Objective » Wherever "시작했고" appears in a line, list that line.

........

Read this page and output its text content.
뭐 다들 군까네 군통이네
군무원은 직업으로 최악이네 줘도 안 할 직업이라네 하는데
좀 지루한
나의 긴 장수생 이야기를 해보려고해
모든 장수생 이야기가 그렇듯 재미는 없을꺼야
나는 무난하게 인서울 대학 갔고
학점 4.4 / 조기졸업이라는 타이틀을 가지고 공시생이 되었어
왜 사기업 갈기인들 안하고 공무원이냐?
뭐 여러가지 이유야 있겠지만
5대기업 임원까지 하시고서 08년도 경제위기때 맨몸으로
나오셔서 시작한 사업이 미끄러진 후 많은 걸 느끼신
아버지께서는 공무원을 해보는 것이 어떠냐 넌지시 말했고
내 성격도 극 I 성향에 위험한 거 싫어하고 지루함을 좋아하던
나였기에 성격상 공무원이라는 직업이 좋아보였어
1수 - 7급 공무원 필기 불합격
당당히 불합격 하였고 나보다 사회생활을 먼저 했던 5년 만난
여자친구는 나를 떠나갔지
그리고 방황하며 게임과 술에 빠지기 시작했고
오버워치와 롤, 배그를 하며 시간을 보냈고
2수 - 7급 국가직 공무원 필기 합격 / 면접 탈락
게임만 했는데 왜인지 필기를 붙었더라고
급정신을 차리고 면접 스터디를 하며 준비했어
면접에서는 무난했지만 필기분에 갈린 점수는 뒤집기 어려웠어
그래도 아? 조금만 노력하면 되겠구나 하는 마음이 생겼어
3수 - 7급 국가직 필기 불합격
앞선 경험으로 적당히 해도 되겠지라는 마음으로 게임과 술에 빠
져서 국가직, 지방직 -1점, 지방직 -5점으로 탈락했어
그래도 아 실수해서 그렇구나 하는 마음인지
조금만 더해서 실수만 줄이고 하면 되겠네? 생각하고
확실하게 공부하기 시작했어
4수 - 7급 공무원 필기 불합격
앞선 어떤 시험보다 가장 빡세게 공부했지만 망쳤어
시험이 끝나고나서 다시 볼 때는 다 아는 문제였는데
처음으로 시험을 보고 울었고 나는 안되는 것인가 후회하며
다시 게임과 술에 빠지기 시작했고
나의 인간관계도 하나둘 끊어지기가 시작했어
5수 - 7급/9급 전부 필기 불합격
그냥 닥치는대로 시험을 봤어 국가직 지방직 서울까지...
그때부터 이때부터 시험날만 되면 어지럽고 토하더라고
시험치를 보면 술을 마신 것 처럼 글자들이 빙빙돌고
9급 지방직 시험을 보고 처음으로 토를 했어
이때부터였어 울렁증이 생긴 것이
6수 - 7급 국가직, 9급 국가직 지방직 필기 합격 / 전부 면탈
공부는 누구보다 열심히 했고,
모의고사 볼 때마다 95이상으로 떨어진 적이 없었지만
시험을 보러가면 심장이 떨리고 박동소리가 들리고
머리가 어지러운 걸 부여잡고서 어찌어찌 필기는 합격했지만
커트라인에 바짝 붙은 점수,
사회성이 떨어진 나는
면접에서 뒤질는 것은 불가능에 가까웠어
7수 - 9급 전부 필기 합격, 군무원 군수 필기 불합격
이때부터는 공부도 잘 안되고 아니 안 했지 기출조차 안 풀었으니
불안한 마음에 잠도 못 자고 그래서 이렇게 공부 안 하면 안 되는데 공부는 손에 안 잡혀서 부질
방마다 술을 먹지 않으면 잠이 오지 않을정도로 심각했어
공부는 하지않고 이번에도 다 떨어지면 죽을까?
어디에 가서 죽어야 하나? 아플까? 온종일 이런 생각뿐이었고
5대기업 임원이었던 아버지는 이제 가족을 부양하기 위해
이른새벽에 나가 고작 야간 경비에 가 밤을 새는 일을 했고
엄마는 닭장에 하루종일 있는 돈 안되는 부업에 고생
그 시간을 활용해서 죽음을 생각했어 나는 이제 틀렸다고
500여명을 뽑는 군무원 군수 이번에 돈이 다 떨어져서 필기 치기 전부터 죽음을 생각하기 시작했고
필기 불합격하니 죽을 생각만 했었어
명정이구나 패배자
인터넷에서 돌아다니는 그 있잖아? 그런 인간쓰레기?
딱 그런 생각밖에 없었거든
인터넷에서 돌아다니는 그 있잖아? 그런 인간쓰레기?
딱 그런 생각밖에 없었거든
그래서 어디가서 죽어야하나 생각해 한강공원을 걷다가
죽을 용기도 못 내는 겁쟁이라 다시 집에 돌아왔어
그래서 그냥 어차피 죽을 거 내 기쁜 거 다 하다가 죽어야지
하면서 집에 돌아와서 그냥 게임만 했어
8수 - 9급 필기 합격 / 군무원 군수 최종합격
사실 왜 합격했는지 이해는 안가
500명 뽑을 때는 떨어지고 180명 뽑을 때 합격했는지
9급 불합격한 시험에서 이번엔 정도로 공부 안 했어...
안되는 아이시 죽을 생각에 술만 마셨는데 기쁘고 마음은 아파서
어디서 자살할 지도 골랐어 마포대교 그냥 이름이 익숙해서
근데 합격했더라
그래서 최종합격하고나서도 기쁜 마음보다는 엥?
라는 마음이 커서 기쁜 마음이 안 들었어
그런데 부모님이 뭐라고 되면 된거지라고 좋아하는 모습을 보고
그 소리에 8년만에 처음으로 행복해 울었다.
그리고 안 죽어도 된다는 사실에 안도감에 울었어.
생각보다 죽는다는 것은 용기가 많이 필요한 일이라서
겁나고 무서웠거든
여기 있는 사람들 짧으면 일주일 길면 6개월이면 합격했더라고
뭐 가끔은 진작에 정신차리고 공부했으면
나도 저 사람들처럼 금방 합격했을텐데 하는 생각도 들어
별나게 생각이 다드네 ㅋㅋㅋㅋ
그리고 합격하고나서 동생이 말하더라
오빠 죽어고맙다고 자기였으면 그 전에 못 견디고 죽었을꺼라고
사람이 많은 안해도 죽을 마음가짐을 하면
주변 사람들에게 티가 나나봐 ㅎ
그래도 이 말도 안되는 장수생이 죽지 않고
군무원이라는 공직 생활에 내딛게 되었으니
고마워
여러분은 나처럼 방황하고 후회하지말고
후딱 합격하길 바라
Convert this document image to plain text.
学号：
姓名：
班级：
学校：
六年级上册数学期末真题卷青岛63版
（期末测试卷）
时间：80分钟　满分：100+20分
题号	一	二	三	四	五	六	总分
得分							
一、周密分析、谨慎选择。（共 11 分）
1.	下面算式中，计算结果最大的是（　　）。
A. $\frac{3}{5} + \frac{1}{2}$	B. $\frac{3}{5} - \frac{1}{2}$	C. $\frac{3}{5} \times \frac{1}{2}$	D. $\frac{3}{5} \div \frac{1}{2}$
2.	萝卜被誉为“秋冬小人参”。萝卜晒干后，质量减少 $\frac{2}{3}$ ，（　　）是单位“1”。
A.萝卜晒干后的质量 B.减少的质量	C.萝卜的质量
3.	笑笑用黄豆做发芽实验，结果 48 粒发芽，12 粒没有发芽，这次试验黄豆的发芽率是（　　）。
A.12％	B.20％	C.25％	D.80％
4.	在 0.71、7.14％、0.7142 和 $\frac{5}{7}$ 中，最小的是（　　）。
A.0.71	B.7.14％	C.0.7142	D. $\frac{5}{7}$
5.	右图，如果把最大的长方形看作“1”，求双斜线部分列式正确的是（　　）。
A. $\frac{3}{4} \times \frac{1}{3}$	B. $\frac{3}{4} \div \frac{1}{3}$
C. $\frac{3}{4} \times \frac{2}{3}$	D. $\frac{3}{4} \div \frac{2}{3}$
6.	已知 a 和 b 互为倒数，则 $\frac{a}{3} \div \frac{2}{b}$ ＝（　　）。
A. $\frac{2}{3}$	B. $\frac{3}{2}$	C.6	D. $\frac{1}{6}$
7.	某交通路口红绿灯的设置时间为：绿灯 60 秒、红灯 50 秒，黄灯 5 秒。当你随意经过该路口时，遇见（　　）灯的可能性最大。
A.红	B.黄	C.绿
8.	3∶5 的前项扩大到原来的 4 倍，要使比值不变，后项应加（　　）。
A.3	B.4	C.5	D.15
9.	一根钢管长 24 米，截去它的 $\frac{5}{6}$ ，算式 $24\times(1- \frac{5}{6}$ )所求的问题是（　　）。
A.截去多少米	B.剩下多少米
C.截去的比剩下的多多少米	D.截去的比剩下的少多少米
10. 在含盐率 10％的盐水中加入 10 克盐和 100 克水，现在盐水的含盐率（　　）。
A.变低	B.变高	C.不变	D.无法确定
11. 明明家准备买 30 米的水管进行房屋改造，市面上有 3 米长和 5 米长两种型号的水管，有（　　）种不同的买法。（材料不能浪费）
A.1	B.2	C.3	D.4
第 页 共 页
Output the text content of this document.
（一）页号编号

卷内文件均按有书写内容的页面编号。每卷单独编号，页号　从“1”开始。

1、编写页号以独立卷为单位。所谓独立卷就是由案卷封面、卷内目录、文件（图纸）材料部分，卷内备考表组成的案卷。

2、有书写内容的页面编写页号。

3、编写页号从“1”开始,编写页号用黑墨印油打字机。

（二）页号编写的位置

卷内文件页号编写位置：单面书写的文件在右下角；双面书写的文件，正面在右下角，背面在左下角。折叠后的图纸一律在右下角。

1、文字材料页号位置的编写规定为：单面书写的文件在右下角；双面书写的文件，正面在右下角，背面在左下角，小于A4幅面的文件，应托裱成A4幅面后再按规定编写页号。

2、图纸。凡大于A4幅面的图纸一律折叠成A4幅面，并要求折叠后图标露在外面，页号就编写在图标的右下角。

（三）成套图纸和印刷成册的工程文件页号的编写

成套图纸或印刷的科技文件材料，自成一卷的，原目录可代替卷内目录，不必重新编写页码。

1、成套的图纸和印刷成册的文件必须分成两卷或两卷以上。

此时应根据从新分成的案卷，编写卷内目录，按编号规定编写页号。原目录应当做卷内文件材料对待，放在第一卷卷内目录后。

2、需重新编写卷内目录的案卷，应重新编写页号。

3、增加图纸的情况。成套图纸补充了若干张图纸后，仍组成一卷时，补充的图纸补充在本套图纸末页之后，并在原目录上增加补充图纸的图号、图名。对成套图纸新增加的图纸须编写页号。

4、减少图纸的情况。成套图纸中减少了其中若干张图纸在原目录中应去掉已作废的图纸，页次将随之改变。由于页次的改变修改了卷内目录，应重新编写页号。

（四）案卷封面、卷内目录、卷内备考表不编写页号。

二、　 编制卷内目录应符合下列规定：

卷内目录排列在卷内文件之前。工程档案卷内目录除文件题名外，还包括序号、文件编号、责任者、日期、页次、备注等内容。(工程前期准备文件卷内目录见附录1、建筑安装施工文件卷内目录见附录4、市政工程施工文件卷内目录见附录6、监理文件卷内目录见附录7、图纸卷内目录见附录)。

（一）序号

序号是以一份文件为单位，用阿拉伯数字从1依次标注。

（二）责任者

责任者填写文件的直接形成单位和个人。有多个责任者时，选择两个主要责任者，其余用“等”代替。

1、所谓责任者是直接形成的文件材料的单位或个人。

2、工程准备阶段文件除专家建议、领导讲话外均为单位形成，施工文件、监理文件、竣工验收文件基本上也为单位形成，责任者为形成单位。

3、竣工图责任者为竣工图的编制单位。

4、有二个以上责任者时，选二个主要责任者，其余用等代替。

........

Solution for this exercise »
그리고 방황하며 게임과 술에 빠지기 시작했고
다시 게임과 술에 빠지기 시작했고
500여명을 뽑는 군무원 군수 이번에 돈이 다 떨어져서 필기 치기 전부터 죽음을 생각하기 시작했고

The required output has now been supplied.